PROBLEM:
Below is a block of records; repeat all of them exactly.

DATA:
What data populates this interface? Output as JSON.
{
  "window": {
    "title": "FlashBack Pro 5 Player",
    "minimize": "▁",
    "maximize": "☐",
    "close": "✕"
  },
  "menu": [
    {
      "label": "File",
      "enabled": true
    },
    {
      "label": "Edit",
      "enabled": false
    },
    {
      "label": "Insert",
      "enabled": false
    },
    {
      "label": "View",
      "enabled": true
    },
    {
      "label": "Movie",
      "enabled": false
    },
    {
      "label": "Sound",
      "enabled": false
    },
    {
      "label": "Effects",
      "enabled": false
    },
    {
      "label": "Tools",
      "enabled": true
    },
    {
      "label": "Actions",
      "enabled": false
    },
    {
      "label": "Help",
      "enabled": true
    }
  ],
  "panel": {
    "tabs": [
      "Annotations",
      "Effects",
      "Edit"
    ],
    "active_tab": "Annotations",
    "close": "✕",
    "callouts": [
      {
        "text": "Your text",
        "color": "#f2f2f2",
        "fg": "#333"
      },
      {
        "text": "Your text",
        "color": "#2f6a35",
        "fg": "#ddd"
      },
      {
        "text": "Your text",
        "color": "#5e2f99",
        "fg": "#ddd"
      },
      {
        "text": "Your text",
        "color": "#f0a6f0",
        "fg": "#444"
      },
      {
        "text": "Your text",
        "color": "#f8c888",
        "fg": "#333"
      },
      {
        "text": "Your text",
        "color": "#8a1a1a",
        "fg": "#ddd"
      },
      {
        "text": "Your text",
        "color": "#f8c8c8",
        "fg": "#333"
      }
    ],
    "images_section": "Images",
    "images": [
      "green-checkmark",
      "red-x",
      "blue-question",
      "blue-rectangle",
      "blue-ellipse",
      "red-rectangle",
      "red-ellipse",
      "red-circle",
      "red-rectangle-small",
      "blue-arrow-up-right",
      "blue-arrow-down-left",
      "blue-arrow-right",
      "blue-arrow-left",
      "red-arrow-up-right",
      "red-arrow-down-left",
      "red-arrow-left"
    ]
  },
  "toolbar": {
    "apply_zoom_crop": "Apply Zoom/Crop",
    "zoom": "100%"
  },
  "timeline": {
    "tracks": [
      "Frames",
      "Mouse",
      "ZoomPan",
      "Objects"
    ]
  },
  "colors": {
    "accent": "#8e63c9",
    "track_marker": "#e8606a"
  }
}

SOLVED PROBLEM:
What data populates this interface? Output as JSON.
{
  "window": {
    "title": "FlashBack Pro 5 Player",
    "minimize": "▁",
    "maximize": "☐",
    "close": "✕"
  },
  "menu": [
    {
      "label": "File",
      "enabled": true
    },
    {
      "label": "Edit",
      "enabled": false
    },
    {
      "label": "Insert",
      "enabled": false
    },
    {
      "label": "View",
      "enabled": true
    },
    {
      "label": "Movie",
      "enabled": false
    },
    {
      "label": "Sound",
      "enabled": false
    },
    {
      "label": "Effects",
      "enabled": false
    },
    {
      "label": "Tools",
      "enabled": true
    },
    {
      "label": "Actions",
      "enabled": false
    },
    {
      "label": "Help",
      "enabled": true
    }
  ],
  "panel": {
    "tabs": [
      "Annotations",
      "Effects",
      "Edit"
    ],
    "active_tab": "Annotations",
    "close": "✕",
    "callouts": [
      {
        "text": "Your text",
        "color": "#f2f2f2",
        "fg": "#333"
      },
      {
        "text": "Your text",
        "color": "#2f6a35",
        "fg": "#ddd"
      },
      {
        "text": "Your text",
        "color": "#5e2f99",
        "fg": "#ddd"
      },
      {
        "text": "Your text",
        "color": "#f0a6f0",
        "fg": "#444"
      },
      {
        "text": "Your text",
        "color": "#f8c888",
        "fg": "#333"
      },
      {
        "text": "Your text",
        "color": "#8a1a1a",
        "fg": "#ddd"
      },
      {
        "text": "Your text",
        "color": "#f8c8c8",
        "fg": "#333"
      }
    ],
    "images_section": "Images",
    "images": [
      "green-checkmark",
      "red-x",
      "blue-question",
      "blue-rectangle",
      "blue-ellipse",
      "red-rectangle",
      "red-ellipse",
      "red-circle",
      "red-rectangle-small",
      "blue-arrow-up-right",
      "blue-arrow-down-left",
      "blue-arrow-right",
      "blue-arrow-left",
      "red-arrow-up-right",
      "red-arrow-down-left",
      "red-arrow-left"
    ]
  },
  "toolbar": {
    "apply_zoom_crop": "Apply Zoom/Crop",
    "zoom": "100%"
  },
  "timeline": {
    "tracks": [
      "Frames",
      "Mouse",
      "ZoomPan",
      "Objects"
    ]
  },
  "colors": {
    "accent": "#8e63c9",
    "track_marker": "#e8606a"
  }
}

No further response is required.